Pull out every line below that holds the word "code".

LISTED ENTRIES:
§

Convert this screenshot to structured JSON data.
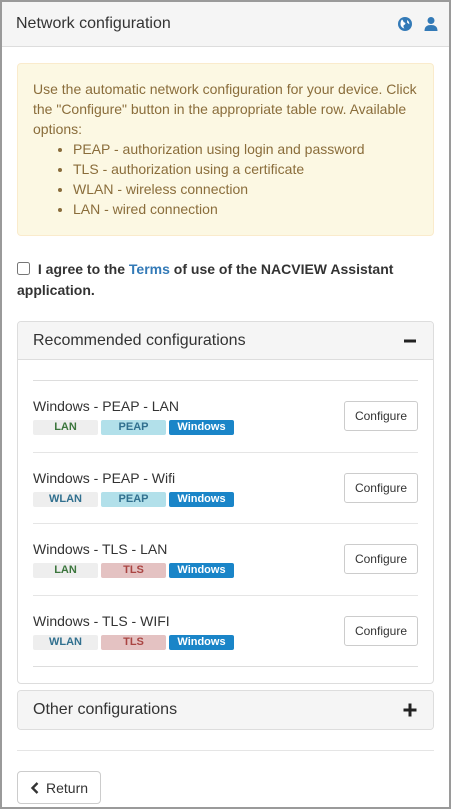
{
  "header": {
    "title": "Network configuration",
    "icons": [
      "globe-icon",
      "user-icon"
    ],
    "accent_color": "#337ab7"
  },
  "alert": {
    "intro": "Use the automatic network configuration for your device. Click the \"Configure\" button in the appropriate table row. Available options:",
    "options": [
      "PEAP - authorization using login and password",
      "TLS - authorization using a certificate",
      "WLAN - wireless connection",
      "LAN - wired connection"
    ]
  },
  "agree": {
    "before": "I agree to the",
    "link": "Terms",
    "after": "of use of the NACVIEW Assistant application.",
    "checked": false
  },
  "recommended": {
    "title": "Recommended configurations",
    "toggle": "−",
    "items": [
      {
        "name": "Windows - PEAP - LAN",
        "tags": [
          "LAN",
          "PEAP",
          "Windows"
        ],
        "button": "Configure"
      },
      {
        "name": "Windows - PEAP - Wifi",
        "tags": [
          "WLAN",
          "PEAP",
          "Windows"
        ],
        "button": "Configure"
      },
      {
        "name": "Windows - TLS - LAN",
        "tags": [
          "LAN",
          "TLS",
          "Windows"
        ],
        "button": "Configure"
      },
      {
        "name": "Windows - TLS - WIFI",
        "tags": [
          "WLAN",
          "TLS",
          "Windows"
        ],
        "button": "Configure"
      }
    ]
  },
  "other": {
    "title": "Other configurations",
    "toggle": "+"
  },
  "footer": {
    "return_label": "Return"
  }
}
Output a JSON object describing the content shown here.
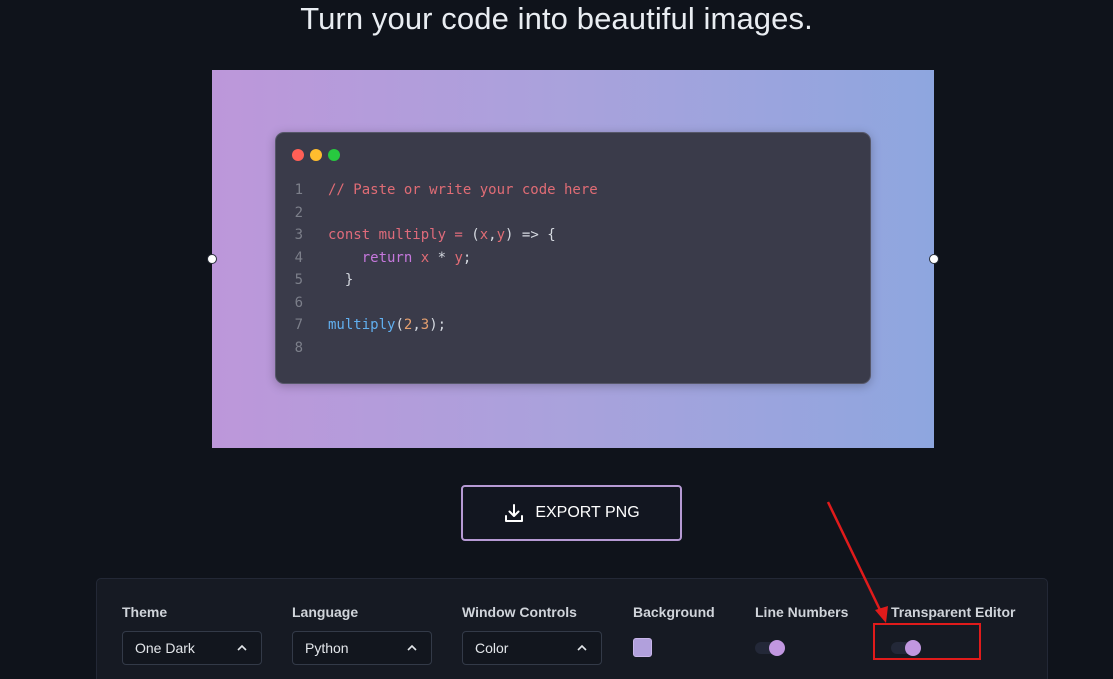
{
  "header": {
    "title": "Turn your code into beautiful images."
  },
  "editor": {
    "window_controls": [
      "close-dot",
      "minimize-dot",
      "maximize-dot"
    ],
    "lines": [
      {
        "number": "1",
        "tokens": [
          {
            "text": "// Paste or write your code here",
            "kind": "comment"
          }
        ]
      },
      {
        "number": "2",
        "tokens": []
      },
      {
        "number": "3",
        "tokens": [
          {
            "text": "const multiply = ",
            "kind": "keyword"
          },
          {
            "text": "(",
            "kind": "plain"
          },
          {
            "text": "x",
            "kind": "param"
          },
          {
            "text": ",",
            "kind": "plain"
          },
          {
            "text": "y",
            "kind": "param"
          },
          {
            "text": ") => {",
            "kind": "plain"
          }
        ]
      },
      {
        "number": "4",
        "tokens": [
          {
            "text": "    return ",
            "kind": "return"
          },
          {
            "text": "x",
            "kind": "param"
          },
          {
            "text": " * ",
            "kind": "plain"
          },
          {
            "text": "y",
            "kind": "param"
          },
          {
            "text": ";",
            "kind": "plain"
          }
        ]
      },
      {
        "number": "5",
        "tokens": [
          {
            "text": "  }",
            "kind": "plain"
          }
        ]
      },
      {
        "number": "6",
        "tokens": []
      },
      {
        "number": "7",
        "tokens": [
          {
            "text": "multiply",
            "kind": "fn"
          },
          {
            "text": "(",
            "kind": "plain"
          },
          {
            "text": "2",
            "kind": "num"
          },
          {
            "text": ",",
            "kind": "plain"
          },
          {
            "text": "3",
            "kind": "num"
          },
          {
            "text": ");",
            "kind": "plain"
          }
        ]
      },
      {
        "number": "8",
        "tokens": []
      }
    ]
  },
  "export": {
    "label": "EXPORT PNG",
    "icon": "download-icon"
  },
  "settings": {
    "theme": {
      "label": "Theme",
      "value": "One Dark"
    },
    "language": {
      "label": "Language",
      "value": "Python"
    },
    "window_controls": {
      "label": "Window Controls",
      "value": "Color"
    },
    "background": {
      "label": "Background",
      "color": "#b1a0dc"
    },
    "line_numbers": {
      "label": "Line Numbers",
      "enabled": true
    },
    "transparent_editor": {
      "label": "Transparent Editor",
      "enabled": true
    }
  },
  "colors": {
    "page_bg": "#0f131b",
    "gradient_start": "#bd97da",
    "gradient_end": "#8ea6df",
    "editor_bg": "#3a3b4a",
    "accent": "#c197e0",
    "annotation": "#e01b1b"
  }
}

§

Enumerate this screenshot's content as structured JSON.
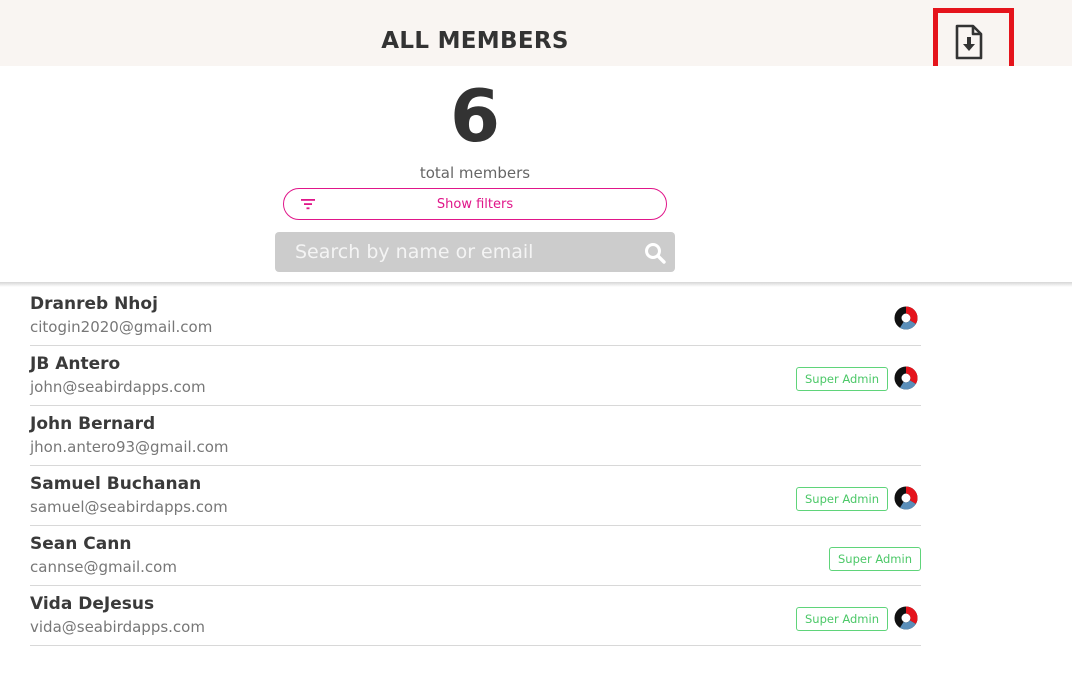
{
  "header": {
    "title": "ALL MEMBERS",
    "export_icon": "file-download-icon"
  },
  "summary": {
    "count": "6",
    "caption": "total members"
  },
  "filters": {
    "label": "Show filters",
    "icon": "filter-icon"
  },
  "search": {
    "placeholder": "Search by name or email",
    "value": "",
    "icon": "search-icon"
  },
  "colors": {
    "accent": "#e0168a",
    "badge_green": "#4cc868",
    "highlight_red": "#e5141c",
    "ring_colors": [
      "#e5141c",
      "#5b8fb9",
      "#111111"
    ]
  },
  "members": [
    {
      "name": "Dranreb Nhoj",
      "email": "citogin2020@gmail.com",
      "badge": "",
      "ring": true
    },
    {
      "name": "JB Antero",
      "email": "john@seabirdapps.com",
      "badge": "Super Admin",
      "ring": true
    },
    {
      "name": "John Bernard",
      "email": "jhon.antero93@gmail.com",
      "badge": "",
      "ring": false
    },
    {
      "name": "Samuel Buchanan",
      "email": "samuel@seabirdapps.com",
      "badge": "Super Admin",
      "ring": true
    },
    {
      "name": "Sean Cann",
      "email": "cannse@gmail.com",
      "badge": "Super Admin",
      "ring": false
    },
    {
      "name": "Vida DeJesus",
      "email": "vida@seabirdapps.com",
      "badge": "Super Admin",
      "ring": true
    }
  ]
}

§

OUTPUT OF THE EXERCISE:
    "title": "Turn your code into beautiful images."
            "text": "// Paste or write your code here",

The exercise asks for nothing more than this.